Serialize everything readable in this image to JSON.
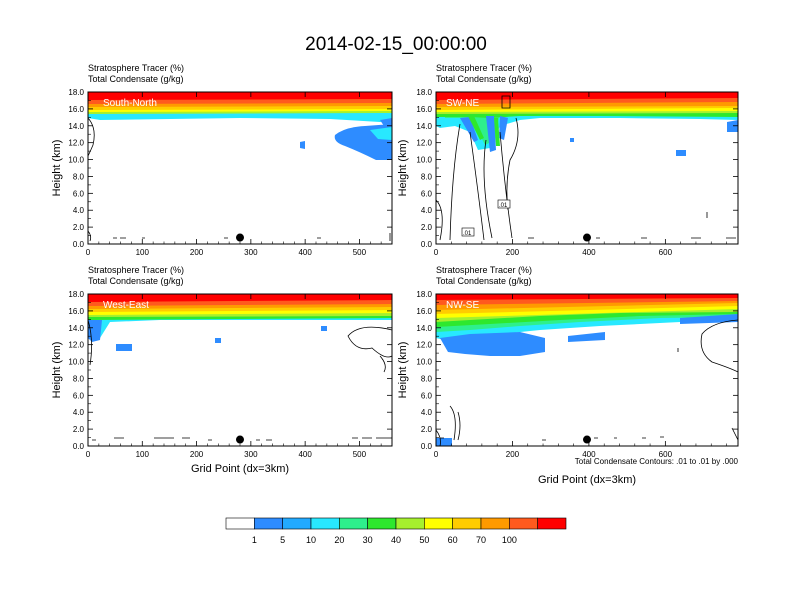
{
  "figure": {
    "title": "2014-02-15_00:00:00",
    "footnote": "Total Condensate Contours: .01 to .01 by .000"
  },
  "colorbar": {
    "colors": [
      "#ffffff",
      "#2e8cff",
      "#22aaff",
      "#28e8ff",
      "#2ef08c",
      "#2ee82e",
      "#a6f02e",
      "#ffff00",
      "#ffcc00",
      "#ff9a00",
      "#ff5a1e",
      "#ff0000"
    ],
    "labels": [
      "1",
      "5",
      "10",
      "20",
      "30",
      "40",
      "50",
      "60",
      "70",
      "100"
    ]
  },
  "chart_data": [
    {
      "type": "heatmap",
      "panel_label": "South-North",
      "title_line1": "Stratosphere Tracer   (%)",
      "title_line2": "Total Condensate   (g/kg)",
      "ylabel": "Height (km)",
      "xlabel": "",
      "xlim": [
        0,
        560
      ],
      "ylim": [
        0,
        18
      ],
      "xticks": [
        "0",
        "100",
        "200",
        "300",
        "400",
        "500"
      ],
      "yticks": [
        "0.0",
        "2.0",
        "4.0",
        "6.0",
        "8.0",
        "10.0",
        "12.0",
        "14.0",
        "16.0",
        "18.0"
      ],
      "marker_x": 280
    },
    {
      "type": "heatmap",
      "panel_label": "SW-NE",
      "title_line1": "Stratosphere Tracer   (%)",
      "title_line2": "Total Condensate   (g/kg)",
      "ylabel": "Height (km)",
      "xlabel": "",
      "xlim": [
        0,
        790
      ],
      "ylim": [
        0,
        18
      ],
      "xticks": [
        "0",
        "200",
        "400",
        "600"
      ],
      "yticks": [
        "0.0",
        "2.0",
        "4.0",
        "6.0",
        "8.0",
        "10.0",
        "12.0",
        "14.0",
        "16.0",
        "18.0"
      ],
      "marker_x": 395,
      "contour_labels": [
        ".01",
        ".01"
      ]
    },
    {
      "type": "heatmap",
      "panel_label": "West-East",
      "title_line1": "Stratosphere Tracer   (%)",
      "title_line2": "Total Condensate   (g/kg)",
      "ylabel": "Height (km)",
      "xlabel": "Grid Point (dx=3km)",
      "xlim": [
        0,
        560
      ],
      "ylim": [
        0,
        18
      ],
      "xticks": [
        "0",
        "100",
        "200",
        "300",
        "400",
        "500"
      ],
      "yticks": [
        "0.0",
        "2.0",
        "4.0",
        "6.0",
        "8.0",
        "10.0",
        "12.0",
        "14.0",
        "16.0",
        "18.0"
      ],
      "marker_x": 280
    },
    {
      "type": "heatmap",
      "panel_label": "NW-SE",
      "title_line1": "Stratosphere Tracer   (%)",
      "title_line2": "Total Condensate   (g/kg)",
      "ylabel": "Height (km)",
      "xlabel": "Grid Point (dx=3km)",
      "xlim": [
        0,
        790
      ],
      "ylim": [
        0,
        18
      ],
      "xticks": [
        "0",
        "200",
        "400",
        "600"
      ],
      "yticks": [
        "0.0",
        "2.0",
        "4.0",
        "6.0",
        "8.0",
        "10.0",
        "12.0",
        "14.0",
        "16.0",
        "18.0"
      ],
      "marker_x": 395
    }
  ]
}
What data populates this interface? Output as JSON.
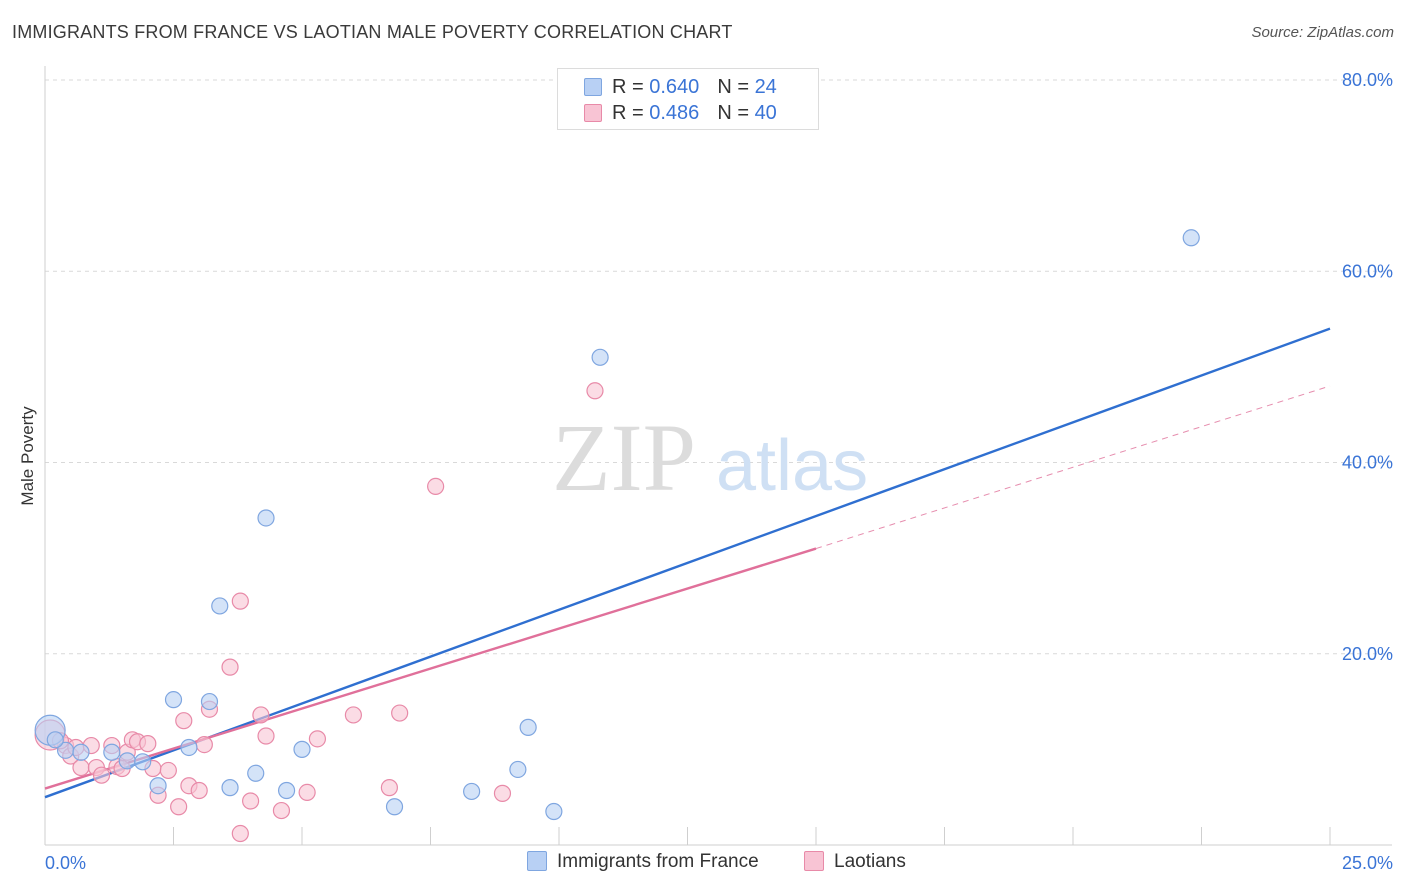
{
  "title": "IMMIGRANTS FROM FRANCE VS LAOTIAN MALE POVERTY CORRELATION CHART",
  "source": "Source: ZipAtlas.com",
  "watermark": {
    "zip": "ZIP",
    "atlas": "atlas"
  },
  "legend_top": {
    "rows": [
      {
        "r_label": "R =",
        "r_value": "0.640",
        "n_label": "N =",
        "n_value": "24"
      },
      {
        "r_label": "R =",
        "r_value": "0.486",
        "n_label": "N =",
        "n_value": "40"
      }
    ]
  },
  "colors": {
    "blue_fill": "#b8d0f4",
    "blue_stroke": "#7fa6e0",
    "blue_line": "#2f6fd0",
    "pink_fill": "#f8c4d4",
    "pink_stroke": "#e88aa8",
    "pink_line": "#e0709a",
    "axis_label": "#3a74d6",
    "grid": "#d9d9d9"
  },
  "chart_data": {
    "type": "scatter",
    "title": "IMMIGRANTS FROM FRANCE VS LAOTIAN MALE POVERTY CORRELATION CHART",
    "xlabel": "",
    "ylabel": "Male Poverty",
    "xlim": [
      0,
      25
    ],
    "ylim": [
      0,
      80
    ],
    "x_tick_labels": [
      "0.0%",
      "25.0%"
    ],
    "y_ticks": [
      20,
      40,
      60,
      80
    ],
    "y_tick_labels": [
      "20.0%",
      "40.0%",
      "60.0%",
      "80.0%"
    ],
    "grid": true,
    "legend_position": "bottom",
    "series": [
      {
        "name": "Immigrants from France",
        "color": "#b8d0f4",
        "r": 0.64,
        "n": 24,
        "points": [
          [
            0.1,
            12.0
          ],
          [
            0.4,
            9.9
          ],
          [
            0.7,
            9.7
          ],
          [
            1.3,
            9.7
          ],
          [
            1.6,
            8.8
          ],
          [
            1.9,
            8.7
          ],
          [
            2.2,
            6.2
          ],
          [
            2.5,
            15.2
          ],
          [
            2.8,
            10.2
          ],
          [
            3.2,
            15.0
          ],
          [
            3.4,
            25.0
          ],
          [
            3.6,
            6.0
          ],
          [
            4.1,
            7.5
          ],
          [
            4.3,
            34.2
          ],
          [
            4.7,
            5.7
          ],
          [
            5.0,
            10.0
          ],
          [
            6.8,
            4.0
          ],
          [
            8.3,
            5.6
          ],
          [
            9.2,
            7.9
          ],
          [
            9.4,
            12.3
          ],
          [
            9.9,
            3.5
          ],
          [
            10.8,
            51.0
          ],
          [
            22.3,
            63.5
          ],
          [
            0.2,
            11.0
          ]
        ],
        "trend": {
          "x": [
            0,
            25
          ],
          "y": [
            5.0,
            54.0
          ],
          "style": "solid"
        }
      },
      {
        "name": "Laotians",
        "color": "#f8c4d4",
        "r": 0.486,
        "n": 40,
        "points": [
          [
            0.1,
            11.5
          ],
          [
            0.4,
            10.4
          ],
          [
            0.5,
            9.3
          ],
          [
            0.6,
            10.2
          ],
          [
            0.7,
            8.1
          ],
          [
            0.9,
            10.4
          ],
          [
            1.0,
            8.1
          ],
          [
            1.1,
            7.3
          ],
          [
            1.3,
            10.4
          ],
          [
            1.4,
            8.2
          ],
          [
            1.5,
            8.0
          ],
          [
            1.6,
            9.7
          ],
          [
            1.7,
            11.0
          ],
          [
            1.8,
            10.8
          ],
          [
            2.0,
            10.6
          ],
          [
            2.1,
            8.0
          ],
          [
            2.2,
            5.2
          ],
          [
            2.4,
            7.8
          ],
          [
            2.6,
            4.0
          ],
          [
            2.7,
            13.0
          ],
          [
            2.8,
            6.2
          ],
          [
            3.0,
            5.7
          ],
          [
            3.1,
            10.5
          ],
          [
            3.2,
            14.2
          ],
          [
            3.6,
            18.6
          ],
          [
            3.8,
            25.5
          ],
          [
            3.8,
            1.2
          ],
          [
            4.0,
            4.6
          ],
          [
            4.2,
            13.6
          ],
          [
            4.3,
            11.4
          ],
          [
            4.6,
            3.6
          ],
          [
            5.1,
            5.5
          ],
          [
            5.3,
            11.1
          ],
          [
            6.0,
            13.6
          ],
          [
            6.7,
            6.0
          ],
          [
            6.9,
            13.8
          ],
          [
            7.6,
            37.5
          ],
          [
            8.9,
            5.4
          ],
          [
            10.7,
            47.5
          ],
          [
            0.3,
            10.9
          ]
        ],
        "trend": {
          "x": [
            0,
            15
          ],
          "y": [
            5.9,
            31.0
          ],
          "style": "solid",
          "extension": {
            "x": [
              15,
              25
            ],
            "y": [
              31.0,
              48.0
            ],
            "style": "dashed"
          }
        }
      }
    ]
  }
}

> **Given request**
How many lines in the data contain the string "JSON"? Respond with the number only.

> **Exercise result**
2